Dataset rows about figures
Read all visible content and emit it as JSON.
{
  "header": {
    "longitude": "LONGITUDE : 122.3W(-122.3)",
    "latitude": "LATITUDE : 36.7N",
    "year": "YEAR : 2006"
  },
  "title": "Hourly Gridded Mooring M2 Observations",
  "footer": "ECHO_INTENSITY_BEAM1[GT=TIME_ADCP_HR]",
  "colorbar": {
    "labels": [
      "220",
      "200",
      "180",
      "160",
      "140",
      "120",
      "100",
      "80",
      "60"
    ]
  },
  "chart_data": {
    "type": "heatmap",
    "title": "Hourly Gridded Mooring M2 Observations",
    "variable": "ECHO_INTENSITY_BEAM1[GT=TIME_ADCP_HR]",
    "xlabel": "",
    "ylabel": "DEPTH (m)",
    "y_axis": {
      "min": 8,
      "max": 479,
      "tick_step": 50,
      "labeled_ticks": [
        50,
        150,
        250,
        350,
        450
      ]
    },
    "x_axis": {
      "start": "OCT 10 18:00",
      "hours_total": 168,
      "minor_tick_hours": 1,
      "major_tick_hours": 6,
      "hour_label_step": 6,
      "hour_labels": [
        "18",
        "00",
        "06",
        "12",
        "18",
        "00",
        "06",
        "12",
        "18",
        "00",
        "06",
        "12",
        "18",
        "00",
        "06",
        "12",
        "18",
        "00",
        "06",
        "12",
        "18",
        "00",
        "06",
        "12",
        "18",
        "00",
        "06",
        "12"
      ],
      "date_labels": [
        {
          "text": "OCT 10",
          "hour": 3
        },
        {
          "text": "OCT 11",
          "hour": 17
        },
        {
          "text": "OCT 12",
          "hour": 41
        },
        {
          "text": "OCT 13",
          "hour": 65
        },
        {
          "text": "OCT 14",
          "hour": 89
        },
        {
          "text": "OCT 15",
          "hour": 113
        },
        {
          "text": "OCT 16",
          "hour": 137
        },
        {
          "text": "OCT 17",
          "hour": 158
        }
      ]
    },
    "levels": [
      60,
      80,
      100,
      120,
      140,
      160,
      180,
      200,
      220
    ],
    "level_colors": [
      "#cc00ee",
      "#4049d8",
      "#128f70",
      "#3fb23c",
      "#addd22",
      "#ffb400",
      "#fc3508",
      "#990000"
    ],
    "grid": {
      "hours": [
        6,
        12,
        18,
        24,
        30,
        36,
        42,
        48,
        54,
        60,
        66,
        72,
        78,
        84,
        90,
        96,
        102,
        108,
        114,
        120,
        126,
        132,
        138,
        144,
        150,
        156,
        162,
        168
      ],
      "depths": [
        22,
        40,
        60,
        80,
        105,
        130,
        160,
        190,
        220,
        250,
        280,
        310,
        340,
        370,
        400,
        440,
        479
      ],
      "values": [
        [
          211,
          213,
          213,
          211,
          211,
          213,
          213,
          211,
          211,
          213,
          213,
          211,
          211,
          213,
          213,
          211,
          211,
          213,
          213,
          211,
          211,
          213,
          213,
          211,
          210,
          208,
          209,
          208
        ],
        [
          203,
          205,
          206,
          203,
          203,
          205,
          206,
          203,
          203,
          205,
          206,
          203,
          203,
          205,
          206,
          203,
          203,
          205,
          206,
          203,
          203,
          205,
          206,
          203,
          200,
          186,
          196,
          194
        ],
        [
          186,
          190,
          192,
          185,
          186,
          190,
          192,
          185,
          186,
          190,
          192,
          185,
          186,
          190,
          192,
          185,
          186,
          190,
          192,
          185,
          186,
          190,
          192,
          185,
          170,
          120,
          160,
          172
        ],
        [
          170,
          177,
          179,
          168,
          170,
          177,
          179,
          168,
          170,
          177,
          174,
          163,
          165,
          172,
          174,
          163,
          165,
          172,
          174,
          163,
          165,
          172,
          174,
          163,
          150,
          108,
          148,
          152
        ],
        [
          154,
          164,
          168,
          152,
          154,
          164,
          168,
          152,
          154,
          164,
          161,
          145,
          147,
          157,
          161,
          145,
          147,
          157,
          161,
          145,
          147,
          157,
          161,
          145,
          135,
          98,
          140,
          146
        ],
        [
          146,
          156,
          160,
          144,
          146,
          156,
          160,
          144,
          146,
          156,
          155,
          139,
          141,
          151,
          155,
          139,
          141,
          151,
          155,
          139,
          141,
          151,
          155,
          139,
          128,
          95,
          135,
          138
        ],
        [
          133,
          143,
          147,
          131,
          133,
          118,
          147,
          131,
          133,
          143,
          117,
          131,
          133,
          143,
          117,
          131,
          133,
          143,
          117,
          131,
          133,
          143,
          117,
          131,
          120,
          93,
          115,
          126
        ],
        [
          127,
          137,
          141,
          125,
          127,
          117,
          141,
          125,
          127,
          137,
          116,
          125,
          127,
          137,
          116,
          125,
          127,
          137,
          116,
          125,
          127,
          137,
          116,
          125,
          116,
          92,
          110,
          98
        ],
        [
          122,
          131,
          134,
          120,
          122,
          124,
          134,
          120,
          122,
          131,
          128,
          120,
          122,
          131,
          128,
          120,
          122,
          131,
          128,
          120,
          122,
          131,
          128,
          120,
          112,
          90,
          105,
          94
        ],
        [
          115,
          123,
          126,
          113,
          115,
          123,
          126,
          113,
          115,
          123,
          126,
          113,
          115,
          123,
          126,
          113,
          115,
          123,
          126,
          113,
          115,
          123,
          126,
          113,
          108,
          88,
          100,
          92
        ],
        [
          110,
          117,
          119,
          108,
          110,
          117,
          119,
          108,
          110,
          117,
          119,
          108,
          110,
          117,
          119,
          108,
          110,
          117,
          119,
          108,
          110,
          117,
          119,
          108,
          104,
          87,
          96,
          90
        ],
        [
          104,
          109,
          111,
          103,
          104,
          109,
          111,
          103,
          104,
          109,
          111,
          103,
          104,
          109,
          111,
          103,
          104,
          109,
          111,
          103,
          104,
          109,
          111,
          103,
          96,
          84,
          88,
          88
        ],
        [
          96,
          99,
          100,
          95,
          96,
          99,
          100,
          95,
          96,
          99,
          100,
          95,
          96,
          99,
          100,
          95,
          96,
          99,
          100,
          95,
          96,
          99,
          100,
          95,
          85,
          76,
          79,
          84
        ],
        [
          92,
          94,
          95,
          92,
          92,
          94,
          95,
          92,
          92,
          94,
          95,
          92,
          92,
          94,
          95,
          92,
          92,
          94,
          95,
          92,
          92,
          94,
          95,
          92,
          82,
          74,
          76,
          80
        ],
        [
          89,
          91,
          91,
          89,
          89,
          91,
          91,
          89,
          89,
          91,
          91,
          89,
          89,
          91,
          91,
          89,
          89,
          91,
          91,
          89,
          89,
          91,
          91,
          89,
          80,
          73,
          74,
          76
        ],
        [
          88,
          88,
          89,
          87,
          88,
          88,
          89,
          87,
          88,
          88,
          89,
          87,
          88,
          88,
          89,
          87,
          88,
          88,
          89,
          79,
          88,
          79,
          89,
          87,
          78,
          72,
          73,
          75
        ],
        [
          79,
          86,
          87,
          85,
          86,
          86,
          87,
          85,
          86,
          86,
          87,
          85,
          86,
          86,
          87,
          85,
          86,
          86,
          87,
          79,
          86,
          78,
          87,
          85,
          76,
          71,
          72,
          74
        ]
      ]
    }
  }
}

» Exercise instructions: Print the records above in full, exactly.

» Correct response:
Read all visible content and emit it as JSON.
{
  "header": {
    "longitude": "LONGITUDE : 122.3W(-122.3)",
    "latitude": "LATITUDE : 36.7N",
    "year": "YEAR : 2006"
  },
  "title": "Hourly Gridded Mooring M2 Observations",
  "footer": "ECHO_INTENSITY_BEAM1[GT=TIME_ADCP_HR]",
  "colorbar": {
    "labels": [
      "220",
      "200",
      "180",
      "160",
      "140",
      "120",
      "100",
      "80",
      "60"
    ]
  },
  "chart_data": {
    "type": "heatmap",
    "title": "Hourly Gridded Mooring M2 Observations",
    "variable": "ECHO_INTENSITY_BEAM1[GT=TIME_ADCP_HR]",
    "xlabel": "",
    "ylabel": "DEPTH (m)",
    "y_axis": {
      "min": 8,
      "max": 479,
      "tick_step": 50,
      "labeled_ticks": [
        50,
        150,
        250,
        350,
        450
      ]
    },
    "x_axis": {
      "start": "OCT 10 18:00",
      "hours_total": 168,
      "minor_tick_hours": 1,
      "major_tick_hours": 6,
      "hour_label_step": 6,
      "hour_labels": [
        "18",
        "00",
        "06",
        "12",
        "18",
        "00",
        "06",
        "12",
        "18",
        "00",
        "06",
        "12",
        "18",
        "00",
        "06",
        "12",
        "18",
        "00",
        "06",
        "12",
        "18",
        "00",
        "06",
        "12",
        "18",
        "00",
        "06",
        "12"
      ],
      "date_labels": [
        {
          "text": "OCT 10",
          "hour": 3
        },
        {
          "text": "OCT 11",
          "hour": 17
        },
        {
          "text": "OCT 12",
          "hour": 41
        },
        {
          "text": "OCT 13",
          "hour": 65
        },
        {
          "text": "OCT 14",
          "hour": 89
        },
        {
          "text": "OCT 15",
          "hour": 113
        },
        {
          "text": "OCT 16",
          "hour": 137
        },
        {
          "text": "OCT 17",
          "hour": 158
        }
      ]
    },
    "levels": [
      60,
      80,
      100,
      120,
      140,
      160,
      180,
      200,
      220
    ],
    "level_colors": [
      "#cc00ee",
      "#4049d8",
      "#128f70",
      "#3fb23c",
      "#addd22",
      "#ffb400",
      "#fc3508",
      "#990000"
    ],
    "grid": {
      "hours": [
        6,
        12,
        18,
        24,
        30,
        36,
        42,
        48,
        54,
        60,
        66,
        72,
        78,
        84,
        90,
        96,
        102,
        108,
        114,
        120,
        126,
        132,
        138,
        144,
        150,
        156,
        162,
        168
      ],
      "depths": [
        22,
        40,
        60,
        80,
        105,
        130,
        160,
        190,
        220,
        250,
        280,
        310,
        340,
        370,
        400,
        440,
        479
      ],
      "values": [
        [
          211,
          213,
          213,
          211,
          211,
          213,
          213,
          211,
          211,
          213,
          213,
          211,
          211,
          213,
          213,
          211,
          211,
          213,
          213,
          211,
          211,
          213,
          213,
          211,
          210,
          208,
          209,
          208
        ],
        [
          203,
          205,
          206,
          203,
          203,
          205,
          206,
          203,
          203,
          205,
          206,
          203,
          203,
          205,
          206,
          203,
          203,
          205,
          206,
          203,
          203,
          205,
          206,
          203,
          200,
          186,
          196,
          194
        ],
        [
          186,
          190,
          192,
          185,
          186,
          190,
          192,
          185,
          186,
          190,
          192,
          185,
          186,
          190,
          192,
          185,
          186,
          190,
          192,
          185,
          186,
          190,
          192,
          185,
          170,
          120,
          160,
          172
        ],
        [
          170,
          177,
          179,
          168,
          170,
          177,
          179,
          168,
          170,
          177,
          174,
          163,
          165,
          172,
          174,
          163,
          165,
          172,
          174,
          163,
          165,
          172,
          174,
          163,
          150,
          108,
          148,
          152
        ],
        [
          154,
          164,
          168,
          152,
          154,
          164,
          168,
          152,
          154,
          164,
          161,
          145,
          147,
          157,
          161,
          145,
          147,
          157,
          161,
          145,
          147,
          157,
          161,
          145,
          135,
          98,
          140,
          146
        ],
        [
          146,
          156,
          160,
          144,
          146,
          156,
          160,
          144,
          146,
          156,
          155,
          139,
          141,
          151,
          155,
          139,
          141,
          151,
          155,
          139,
          141,
          151,
          155,
          139,
          128,
          95,
          135,
          138
        ],
        [
          133,
          143,
          147,
          131,
          133,
          118,
          147,
          131,
          133,
          143,
          117,
          131,
          133,
          143,
          117,
          131,
          133,
          143,
          117,
          131,
          133,
          143,
          117,
          131,
          120,
          93,
          115,
          126
        ],
        [
          127,
          137,
          141,
          125,
          127,
          117,
          141,
          125,
          127,
          137,
          116,
          125,
          127,
          137,
          116,
          125,
          127,
          137,
          116,
          125,
          127,
          137,
          116,
          125,
          116,
          92,
          110,
          98
        ],
        [
          122,
          131,
          134,
          120,
          122,
          124,
          134,
          120,
          122,
          131,
          128,
          120,
          122,
          131,
          128,
          120,
          122,
          131,
          128,
          120,
          122,
          131,
          128,
          120,
          112,
          90,
          105,
          94
        ],
        [
          115,
          123,
          126,
          113,
          115,
          123,
          126,
          113,
          115,
          123,
          126,
          113,
          115,
          123,
          126,
          113,
          115,
          123,
          126,
          113,
          115,
          123,
          126,
          113,
          108,
          88,
          100,
          92
        ],
        [
          110,
          117,
          119,
          108,
          110,
          117,
          119,
          108,
          110,
          117,
          119,
          108,
          110,
          117,
          119,
          108,
          110,
          117,
          119,
          108,
          110,
          117,
          119,
          108,
          104,
          87,
          96,
          90
        ],
        [
          104,
          109,
          111,
          103,
          104,
          109,
          111,
          103,
          104,
          109,
          111,
          103,
          104,
          109,
          111,
          103,
          104,
          109,
          111,
          103,
          104,
          109,
          111,
          103,
          96,
          84,
          88,
          88
        ],
        [
          96,
          99,
          100,
          95,
          96,
          99,
          100,
          95,
          96,
          99,
          100,
          95,
          96,
          99,
          100,
          95,
          96,
          99,
          100,
          95,
          96,
          99,
          100,
          95,
          85,
          76,
          79,
          84
        ],
        [
          92,
          94,
          95,
          92,
          92,
          94,
          95,
          92,
          92,
          94,
          95,
          92,
          92,
          94,
          95,
          92,
          92,
          94,
          95,
          92,
          92,
          94,
          95,
          92,
          82,
          74,
          76,
          80
        ],
        [
          89,
          91,
          91,
          89,
          89,
          91,
          91,
          89,
          89,
          91,
          91,
          89,
          89,
          91,
          91,
          89,
          89,
          91,
          91,
          89,
          89,
          91,
          91,
          89,
          80,
          73,
          74,
          76
        ],
        [
          88,
          88,
          89,
          87,
          88,
          88,
          89,
          87,
          88,
          88,
          89,
          87,
          88,
          88,
          89,
          87,
          88,
          88,
          89,
          79,
          88,
          79,
          89,
          87,
          78,
          72,
          73,
          75
        ],
        [
          79,
          86,
          87,
          85,
          86,
          86,
          87,
          85,
          86,
          86,
          87,
          85,
          86,
          86,
          87,
          85,
          86,
          86,
          87,
          79,
          86,
          78,
          87,
          85,
          76,
          71,
          72,
          74
        ]
      ]
    }
  }
}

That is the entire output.